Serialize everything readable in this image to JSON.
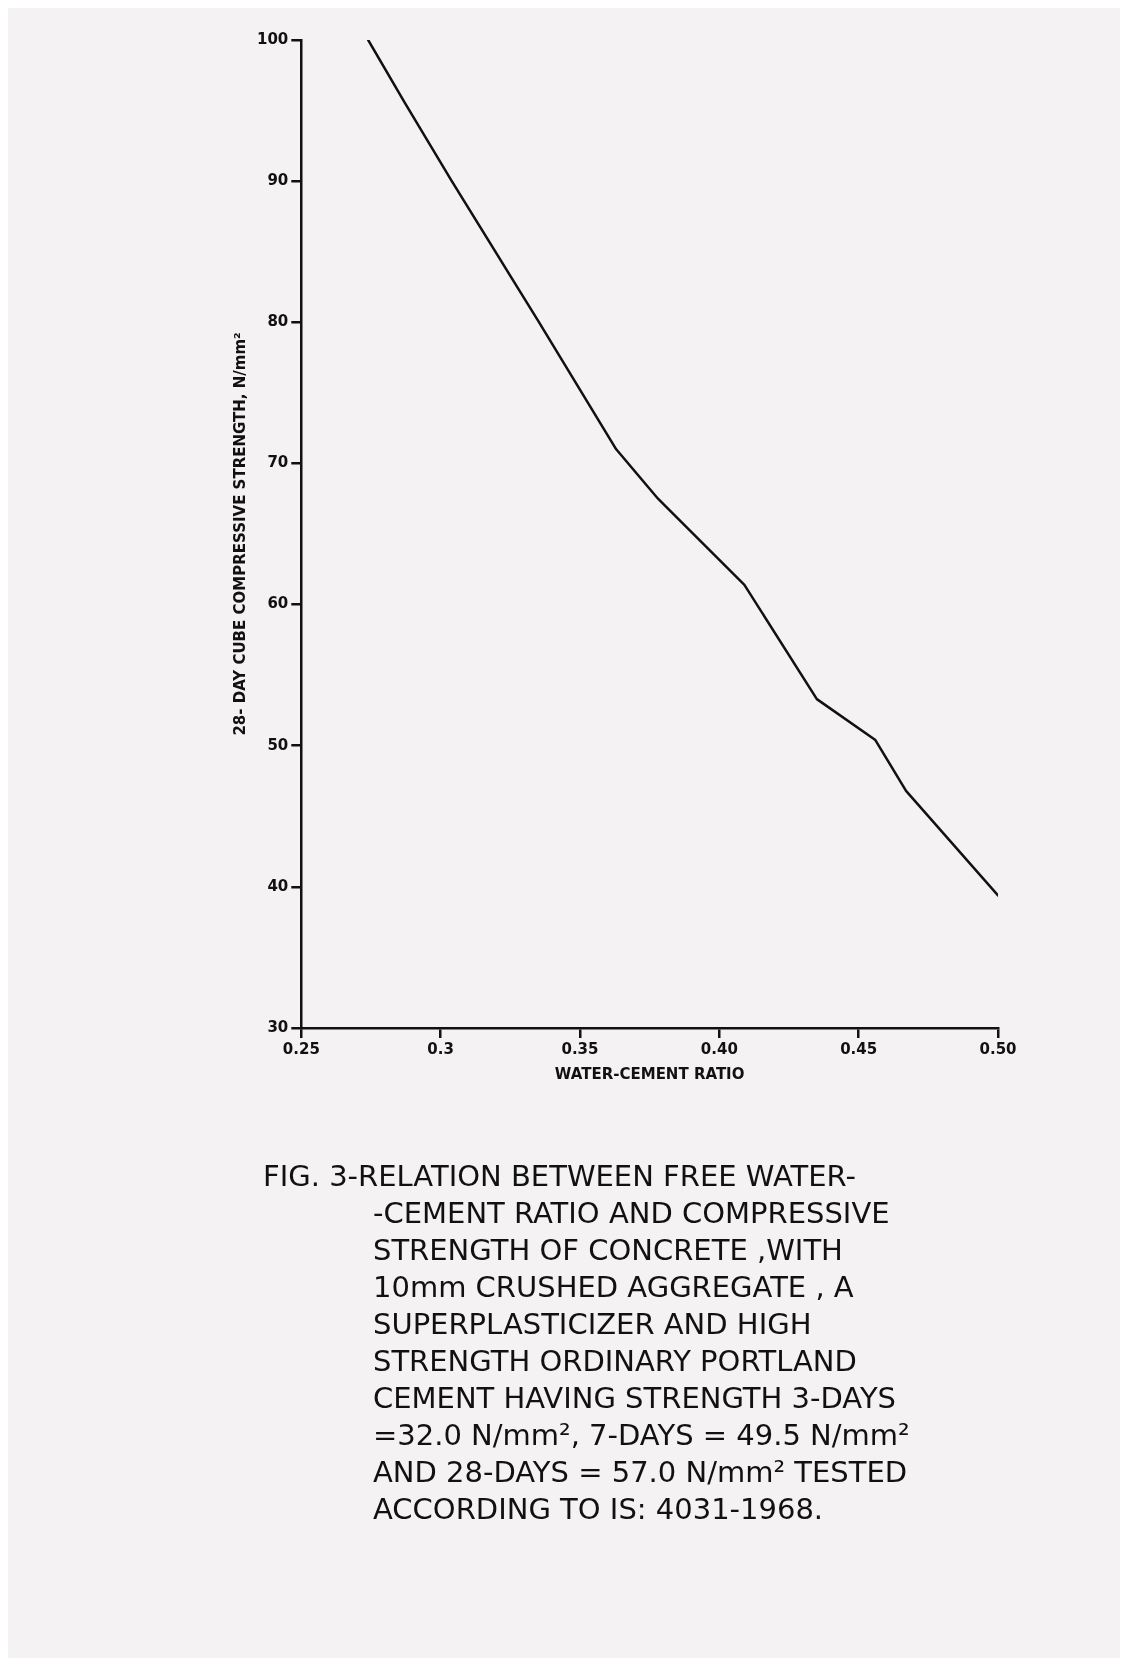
{
  "chart_data": {
    "type": "line",
    "xlabel": "WATER-CEMENT RATIO",
    "ylabel": "28- DAY CUBE COMPRESSIVE STRENGTH, N/mm²",
    "x": [
      0.274,
      0.287,
      0.304,
      0.335,
      0.363,
      0.378,
      0.409,
      0.435,
      0.456,
      0.467,
      0.5
    ],
    "series": [
      {
        "color": "#111111",
        "values": [
          100,
          95.6,
          90,
          80.1,
          71,
          67.5,
          61.4,
          53.3,
          50.4,
          46.8,
          39.4
        ]
      }
    ],
    "xlim": [
      0.25,
      0.5
    ],
    "xticks": [
      0.25,
      0.3,
      0.35,
      {
        "value": 0.4,
        "label": "0.40"
      },
      0.45,
      {
        "value": 0.5,
        "label": "0.50"
      }
    ],
    "ylim": [
      30,
      100
    ],
    "yticks": [
      30,
      40,
      50,
      60,
      70,
      80,
      90,
      100
    ],
    "grid": false,
    "legend": false,
    "marker": "none",
    "line_style": "solid",
    "annotations": [
      "FIG. 3-RELATION BETWEEN FREE WATER-\n-CEMENT RATIO AND COMPRESSIVE\nSTRENGTH OF CONCRETE ,WITH\n10mm CRUSHED AGGREGATE , A\nSUPERPLASTICIZER AND HIGH\nSTRENGTH ORDINARY PORTLAND\nCEMENT HAVING STRENGTH 3-DAYS\n=32.0 N/mm², 7-DAYS = 49.5 N/mm²\nAND 28-DAYS = 57.0 N/mm² TESTED\nACCORDING TO IS: 4031-1968."
    ]
  }
}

+===+

### INSTRUCTIONS TO FOLLOW:
Look through the entries above; copy every line holding the string "STRENGTH".

### RESULT FOR THIS TASK:
    "ylabel": "28- DAY CUBE COMPRESSIVE STRENGTH, N/mm²",
      "FIG. 3-RELATION BETWEEN FREE WATER-\n-CEMENT RATIO AND COMPRESSIVE\nSTRENGTH OF CONCRETE ,WITH\n10mm CRUSHED AGGREGATE , A\nSUPERPLASTICIZER AND HIGH\nSTRENGTH ORDINARY PORTLAND\nCEMENT HAVING STRENGTH 3-DAYS\n=32.0 N/mm², 7-DAYS = 49.5 N/mm²\nAND 28-DAYS = 57.0 N/mm² TESTED\nACCORDING TO IS: 4031-1968."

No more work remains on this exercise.